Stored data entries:
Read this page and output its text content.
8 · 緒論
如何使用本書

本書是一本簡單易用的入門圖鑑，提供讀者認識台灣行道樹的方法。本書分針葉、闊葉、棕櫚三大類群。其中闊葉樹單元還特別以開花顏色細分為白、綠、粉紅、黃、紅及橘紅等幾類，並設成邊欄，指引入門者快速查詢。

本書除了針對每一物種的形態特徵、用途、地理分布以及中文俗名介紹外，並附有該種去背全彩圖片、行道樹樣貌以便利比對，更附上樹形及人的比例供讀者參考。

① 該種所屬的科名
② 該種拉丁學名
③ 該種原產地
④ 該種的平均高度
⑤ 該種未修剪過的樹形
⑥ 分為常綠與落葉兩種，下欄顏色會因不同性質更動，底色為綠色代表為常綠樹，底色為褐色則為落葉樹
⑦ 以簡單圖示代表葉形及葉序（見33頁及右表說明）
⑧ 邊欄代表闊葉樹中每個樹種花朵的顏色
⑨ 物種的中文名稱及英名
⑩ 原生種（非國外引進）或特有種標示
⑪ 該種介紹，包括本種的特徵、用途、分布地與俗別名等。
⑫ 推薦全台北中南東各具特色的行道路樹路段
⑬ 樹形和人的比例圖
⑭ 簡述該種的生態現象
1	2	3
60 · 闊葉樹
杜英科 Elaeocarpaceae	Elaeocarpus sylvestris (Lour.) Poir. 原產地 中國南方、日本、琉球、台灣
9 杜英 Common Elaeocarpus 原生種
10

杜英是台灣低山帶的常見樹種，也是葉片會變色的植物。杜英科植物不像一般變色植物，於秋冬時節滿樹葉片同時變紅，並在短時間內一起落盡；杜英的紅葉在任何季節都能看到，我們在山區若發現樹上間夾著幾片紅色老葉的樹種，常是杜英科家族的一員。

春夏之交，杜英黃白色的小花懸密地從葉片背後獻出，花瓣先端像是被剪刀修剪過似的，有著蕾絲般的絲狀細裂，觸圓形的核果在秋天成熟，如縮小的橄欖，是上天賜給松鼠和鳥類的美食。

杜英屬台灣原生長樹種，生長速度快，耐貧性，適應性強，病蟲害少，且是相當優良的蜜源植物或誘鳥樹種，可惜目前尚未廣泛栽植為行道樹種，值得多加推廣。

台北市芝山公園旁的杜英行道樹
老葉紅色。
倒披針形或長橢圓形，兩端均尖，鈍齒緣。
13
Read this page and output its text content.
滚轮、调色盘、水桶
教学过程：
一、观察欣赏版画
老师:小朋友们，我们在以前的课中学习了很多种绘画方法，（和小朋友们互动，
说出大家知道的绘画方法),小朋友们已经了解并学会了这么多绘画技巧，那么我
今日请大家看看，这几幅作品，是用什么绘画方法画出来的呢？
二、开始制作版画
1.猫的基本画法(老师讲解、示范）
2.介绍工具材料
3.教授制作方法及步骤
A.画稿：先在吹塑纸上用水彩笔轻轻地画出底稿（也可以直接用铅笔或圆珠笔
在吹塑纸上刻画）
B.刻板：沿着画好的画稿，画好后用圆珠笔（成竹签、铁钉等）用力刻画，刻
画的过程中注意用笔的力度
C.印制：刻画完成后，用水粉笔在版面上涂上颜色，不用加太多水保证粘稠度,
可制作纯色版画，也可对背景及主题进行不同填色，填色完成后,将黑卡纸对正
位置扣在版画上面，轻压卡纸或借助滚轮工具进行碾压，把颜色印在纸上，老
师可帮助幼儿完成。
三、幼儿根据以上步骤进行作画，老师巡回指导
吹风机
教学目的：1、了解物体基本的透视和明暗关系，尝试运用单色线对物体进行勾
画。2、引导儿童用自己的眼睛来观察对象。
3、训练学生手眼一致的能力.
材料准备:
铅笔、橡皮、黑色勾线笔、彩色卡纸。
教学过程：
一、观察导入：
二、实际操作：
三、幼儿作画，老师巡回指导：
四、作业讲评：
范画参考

Task prompt:
Your task is to quote the listing above word for word.

The reply:
Read this page and output its text content.
8 · 緒論
如何使用本書

本書是一本簡單易用的入門圖鑑，提供讀者認識台灣行道樹的方法。本書分針葉、闊葉、棕櫚三大類群。其中闊葉樹單元還特別以開花顏色細分為白、綠、粉紅、黃、紅及橘紅等幾類，並設成邊欄，指引入門者快速查詢。

本書除了針對每一物種的形態特徵、用途、地理分布以及中文俗名介紹外，並附有該種去背全彩圖片、行道樹樣貌以便利比對，更附上樹形及人的比例供讀者參考。

① 該種所屬的科名
② 該種拉丁學名
③ 該種原產地
④ 該種的平均高度
⑤ 該種未修剪過的樹形
⑥ 分為常綠與落葉兩種，下欄顏色會因不同性質更動，底色為綠色代表為常綠樹，底色為褐色則為落葉樹
⑦ 以簡單圖示代表葉形及葉序（見33頁及右表說明）
⑧ 邊欄代表闊葉樹中每個樹種花朵的顏色
⑨ 物種的中文名稱及英名
⑩ 原生種（非國外引進）或特有種標示
⑪ 該種介紹，包括本種的特徵、用途、分布地與俗別名等。
⑫ 推薦全台北中南東各具特色的行道路樹路段
⑬ 樹形和人的比例圖
⑭ 簡述該種的生態現象
1	2	3
60 · 闊葉樹
杜英科 Elaeocarpaceae	Elaeocarpus sylvestris (Lour.) Poir. 原產地 中國南方、日本、琉球、台灣
9 杜英 Common Elaeocarpus 原生種
10

杜英是台灣低山帶的常見樹種，也是葉片會變色的植物。杜英科植物不像一般變色植物，於秋冬時節滿樹葉片同時變紅，並在短時間內一起落盡；杜英的紅葉在任何季節都能看到，我們在山區若發現樹上間夾著幾片紅色老葉的樹種，常是杜英科家族的一員。

春夏之交，杜英黃白色的小花懸密地從葉片背後獻出，花瓣先端像是被剪刀修剪過似的，有著蕾絲般的絲狀細裂，觸圓形的核果在秋天成熟，如縮小的橄欖，是上天賜給松鼠和鳥類的美食。

杜英屬台灣原生長樹種，生長速度快，耐貧性，適應性強，病蟲害少，且是相當優良的蜜源植物或誘鳥樹種，可惜目前尚未廣泛栽植為行道樹種，值得多加推廣。

台北市芝山公園旁的杜英行道樹
老葉紅色。
倒披針形或長橢圓形，兩端均尖，鈍齒緣。
13
Read this page and output its text content.
滚轮、调色盘、水桶
教学过程：
一、观察欣赏版画
老师:小朋友们，我们在以前的课中学习了很多种绘画方法，（和小朋友们互动，
说出大家知道的绘画方法),小朋友们已经了解并学会了这么多绘画技巧，那么我
今日请大家看看，这几幅作品，是用什么绘画方法画出来的呢？
二、开始制作版画
1.猫的基本画法(老师讲解、示范）
2.介绍工具材料
3.教授制作方法及步骤
A.画稿：先在吹塑纸上用水彩笔轻轻地画出底稿（也可以直接用铅笔或圆珠笔
在吹塑纸上刻画）
B.刻板：沿着画好的画稿，画好后用圆珠笔（成竹签、铁钉等）用力刻画，刻
画的过程中注意用笔的力度
C.印制：刻画完成后，用水粉笔在版面上涂上颜色，不用加太多水保证粘稠度,
可制作纯色版画，也可对背景及主题进行不同填色，填色完成后,将黑卡纸对正
位置扣在版画上面，轻压卡纸或借助滚轮工具进行碾压，把颜色印在纸上，老
师可帮助幼儿完成。
三、幼儿根据以上步骤进行作画，老师巡回指导
吹风机
教学目的：1、了解物体基本的透视和明暗关系，尝试运用单色线对物体进行勾
画。2、引导儿童用自己的眼睛来观察对象。
3、训练学生手眼一致的能力.
材料准备:
铅笔、橡皮、黑色勾线笔、彩色卡纸。
教学过程：
一、观察导入：
二、实际操作：
三、幼儿作画，老师巡回指导：
四、作业讲评：
范画参考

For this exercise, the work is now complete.